THE RECORDS
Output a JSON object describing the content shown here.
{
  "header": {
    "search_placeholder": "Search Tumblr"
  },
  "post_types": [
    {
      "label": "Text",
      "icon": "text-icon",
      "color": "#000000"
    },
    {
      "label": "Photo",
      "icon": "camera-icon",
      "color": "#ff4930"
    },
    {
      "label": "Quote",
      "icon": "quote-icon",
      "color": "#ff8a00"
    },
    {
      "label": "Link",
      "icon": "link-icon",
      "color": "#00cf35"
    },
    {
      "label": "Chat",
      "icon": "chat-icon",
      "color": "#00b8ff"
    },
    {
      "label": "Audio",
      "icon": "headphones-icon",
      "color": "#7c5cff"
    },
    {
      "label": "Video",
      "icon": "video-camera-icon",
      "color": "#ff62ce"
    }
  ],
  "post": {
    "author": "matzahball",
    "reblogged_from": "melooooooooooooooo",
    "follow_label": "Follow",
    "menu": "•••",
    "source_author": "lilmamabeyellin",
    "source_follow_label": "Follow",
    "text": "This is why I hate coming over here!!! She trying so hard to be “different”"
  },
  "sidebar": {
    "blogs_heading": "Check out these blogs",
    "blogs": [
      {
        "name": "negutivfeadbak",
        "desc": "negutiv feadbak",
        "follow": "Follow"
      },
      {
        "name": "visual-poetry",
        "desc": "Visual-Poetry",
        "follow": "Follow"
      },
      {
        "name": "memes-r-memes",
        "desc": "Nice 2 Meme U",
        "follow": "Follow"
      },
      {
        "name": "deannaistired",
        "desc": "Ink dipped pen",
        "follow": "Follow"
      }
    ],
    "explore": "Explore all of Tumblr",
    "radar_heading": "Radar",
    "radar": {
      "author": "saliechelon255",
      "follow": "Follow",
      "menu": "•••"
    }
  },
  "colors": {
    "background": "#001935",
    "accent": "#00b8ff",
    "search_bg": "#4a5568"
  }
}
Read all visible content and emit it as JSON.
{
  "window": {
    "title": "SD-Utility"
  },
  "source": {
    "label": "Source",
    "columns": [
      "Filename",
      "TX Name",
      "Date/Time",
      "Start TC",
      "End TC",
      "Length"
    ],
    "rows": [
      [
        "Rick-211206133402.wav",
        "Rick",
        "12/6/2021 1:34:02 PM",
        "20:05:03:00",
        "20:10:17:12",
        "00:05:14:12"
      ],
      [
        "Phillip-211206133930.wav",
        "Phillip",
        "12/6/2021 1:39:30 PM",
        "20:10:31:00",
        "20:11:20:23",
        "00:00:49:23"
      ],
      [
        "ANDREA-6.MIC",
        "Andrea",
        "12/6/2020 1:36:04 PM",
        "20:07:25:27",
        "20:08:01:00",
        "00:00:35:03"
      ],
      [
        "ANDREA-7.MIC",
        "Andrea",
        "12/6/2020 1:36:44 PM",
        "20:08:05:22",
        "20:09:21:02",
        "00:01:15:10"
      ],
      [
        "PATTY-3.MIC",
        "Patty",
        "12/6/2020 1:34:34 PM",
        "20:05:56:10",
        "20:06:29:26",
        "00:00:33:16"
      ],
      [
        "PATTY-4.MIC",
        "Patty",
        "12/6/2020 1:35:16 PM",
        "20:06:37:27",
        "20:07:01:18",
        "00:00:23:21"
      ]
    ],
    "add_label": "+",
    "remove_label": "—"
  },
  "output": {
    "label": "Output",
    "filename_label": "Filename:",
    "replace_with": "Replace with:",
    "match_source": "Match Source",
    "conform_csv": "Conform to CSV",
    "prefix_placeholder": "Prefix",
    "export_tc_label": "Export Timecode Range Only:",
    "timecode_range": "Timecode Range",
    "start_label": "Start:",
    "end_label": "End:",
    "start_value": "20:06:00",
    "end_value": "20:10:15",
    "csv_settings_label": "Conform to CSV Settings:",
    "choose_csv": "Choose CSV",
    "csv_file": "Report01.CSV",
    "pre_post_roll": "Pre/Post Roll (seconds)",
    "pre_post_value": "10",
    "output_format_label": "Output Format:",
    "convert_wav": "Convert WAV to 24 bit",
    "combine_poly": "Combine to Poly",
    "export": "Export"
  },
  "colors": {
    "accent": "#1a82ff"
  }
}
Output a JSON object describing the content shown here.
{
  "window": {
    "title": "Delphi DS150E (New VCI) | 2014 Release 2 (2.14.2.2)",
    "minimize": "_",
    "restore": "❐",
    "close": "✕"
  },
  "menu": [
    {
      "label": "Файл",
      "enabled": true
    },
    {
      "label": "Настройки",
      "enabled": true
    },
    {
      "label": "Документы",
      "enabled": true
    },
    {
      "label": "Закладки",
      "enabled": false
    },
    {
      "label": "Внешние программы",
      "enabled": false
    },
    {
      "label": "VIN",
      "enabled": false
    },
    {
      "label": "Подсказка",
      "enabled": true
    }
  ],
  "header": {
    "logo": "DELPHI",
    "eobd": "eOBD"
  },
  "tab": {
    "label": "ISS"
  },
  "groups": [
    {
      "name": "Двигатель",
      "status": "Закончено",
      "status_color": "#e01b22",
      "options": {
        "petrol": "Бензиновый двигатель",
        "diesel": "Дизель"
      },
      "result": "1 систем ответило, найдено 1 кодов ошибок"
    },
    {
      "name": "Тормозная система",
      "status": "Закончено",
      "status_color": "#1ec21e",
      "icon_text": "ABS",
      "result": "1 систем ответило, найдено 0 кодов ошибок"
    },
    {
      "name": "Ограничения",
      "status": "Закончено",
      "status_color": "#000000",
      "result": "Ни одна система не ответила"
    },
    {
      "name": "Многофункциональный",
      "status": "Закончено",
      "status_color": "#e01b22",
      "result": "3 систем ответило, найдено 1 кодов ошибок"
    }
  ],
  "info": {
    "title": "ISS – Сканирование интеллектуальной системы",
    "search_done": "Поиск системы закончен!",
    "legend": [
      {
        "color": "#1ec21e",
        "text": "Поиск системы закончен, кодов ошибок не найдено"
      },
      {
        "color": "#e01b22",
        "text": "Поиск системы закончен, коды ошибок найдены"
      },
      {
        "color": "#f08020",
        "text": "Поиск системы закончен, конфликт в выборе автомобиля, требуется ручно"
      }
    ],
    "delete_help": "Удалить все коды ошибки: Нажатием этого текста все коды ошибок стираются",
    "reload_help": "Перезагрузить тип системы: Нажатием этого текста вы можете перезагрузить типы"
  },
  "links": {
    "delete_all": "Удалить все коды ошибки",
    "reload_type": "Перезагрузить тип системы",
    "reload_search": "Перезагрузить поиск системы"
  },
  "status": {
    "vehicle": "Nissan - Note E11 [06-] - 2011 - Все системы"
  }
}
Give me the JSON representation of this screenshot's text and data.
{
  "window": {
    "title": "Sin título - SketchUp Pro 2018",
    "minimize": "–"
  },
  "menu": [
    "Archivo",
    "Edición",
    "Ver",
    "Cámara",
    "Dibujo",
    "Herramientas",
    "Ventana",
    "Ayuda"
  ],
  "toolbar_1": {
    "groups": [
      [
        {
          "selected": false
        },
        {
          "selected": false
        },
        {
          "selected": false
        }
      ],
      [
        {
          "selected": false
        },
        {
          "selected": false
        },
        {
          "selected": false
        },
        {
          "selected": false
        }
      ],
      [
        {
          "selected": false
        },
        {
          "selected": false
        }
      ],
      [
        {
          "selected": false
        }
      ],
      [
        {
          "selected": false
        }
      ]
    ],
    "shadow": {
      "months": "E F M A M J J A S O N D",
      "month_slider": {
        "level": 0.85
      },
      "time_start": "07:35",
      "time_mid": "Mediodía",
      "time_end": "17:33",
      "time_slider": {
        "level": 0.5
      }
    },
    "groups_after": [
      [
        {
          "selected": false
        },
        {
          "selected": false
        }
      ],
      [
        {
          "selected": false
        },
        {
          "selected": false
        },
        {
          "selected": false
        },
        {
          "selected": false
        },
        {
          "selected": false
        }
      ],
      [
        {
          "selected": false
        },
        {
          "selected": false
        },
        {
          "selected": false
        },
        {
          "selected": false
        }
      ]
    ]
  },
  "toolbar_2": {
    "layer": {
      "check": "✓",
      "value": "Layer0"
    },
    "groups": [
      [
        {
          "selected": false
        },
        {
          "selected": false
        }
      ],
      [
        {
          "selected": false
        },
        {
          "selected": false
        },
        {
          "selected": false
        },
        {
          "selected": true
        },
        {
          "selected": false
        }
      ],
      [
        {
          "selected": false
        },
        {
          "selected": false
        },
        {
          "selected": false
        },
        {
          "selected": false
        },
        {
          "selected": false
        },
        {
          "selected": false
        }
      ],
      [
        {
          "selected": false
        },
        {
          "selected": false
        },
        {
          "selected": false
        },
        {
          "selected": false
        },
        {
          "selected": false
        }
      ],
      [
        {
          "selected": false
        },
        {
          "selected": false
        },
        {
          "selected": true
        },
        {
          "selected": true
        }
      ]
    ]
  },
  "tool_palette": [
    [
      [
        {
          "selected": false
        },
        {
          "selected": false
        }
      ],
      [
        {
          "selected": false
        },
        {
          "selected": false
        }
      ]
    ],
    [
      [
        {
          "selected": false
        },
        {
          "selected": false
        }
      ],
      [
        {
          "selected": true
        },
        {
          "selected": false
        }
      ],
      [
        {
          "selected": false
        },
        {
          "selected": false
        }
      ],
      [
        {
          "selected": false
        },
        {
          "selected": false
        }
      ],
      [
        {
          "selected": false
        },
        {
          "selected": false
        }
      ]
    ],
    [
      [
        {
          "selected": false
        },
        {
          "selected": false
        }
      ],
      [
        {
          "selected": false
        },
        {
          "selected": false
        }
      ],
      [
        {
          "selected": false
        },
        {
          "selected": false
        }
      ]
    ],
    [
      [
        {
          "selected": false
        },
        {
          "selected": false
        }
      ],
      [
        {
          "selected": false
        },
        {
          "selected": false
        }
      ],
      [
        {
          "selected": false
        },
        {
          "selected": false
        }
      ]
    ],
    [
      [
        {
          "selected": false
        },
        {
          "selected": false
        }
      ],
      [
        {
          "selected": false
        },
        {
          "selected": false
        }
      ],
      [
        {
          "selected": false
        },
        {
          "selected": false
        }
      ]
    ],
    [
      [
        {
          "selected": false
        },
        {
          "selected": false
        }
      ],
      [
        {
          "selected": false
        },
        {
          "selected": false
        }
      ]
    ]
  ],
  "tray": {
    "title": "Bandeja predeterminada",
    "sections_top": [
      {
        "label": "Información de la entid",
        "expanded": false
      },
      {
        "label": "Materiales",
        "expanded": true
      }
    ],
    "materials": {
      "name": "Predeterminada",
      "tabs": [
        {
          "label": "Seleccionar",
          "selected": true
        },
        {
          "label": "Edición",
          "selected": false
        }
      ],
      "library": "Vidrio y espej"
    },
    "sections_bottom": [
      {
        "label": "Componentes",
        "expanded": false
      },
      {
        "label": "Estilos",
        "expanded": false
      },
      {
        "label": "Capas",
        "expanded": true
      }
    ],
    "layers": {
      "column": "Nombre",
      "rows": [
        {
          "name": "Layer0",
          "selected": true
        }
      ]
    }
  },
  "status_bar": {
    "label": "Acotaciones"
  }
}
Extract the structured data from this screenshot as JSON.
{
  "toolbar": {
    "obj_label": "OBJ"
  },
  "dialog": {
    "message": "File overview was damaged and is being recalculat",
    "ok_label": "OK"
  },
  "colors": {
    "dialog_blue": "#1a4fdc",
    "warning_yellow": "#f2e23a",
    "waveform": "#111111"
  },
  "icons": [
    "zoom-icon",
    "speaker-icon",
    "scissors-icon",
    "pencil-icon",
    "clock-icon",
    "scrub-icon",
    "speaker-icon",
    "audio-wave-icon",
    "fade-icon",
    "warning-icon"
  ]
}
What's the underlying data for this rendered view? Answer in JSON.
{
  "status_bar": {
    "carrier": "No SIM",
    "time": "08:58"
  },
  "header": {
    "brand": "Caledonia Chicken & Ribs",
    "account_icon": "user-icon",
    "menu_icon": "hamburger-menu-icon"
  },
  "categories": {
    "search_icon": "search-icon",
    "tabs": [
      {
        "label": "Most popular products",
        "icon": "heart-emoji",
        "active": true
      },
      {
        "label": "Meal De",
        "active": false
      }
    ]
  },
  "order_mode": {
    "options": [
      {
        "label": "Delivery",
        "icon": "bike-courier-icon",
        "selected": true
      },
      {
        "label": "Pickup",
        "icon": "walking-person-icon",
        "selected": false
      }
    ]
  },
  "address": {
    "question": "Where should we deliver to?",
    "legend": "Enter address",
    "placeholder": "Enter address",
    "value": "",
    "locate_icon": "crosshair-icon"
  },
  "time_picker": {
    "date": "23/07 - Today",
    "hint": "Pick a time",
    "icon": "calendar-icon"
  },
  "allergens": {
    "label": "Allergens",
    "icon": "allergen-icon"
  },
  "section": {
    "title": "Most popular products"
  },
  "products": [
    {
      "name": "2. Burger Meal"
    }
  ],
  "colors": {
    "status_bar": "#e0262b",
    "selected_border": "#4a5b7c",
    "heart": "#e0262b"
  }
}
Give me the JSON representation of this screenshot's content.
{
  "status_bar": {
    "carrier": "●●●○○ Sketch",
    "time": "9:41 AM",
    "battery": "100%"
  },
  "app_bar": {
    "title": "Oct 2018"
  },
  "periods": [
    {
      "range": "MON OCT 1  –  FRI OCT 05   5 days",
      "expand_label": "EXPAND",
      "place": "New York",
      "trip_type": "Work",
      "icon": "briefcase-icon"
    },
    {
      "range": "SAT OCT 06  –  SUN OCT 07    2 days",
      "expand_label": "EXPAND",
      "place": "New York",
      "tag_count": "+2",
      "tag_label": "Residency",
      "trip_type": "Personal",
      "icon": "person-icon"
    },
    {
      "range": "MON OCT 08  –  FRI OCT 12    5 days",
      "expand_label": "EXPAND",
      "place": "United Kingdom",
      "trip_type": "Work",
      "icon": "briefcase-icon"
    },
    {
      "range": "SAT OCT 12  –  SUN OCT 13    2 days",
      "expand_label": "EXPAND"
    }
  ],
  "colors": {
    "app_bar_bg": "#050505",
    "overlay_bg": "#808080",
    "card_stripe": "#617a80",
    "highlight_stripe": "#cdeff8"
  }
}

WHAT TO PRODUCE
Pull every line holding "title" out of the records.

RESPONSE TO THIS TASK
    "title": "SD-Utility"
    "title": "Delphi DS150E (New VCI) | 2014 Release 2 (2.14.2.2)",
    "title": "ISS – Сканирование интеллектуальной системы",
    "title": "Sin título - SketchUp Pro 2018",
    "title": "Bandeja predeterminada",
    "title": "Most popular products"
    "title": "Oct 2018"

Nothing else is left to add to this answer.